* Goal of the exercise *
Report the lines of the material that carry the string "underhåll".

▽

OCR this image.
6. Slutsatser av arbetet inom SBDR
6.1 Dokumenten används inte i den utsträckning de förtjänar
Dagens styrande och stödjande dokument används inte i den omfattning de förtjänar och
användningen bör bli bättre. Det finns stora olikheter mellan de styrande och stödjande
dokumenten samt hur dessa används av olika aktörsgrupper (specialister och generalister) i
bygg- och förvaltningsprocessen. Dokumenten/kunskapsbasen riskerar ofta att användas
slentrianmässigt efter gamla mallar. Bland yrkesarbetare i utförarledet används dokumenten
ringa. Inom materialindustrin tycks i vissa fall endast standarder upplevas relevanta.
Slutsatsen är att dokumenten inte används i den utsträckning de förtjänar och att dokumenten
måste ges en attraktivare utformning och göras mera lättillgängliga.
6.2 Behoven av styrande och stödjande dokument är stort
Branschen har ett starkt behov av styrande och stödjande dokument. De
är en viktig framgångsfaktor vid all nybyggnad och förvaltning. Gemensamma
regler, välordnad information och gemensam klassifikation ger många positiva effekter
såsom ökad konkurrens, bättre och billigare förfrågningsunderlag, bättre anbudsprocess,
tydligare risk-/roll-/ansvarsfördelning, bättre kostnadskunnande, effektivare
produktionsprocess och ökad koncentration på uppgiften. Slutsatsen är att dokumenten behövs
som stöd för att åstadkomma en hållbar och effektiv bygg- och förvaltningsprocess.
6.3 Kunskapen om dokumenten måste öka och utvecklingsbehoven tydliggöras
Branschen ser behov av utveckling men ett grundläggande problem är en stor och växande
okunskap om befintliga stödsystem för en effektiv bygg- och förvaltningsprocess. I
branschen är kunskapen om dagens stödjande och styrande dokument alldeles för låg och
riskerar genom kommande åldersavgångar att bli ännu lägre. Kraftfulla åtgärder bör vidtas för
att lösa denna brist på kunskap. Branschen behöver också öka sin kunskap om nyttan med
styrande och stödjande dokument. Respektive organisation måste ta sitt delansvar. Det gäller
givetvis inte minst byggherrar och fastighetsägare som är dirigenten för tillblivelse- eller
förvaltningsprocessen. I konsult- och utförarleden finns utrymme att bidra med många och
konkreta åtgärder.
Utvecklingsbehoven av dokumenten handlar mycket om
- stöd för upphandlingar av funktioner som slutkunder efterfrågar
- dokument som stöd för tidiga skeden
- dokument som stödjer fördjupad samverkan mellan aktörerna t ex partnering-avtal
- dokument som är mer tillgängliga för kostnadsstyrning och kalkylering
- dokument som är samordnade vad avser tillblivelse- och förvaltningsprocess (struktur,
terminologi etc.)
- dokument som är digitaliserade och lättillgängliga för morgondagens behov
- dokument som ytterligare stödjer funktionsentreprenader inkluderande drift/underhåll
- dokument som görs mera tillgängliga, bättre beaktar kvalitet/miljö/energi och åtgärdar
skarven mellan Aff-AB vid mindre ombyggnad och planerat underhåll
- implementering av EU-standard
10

△

* Reply to the exercise *
- dokument som ytterligare stödjer funktionsentreprenader inkluderande drift/underhåll
skarven mellan Aff-AB vid mindre ombyggnad och planerat underhåll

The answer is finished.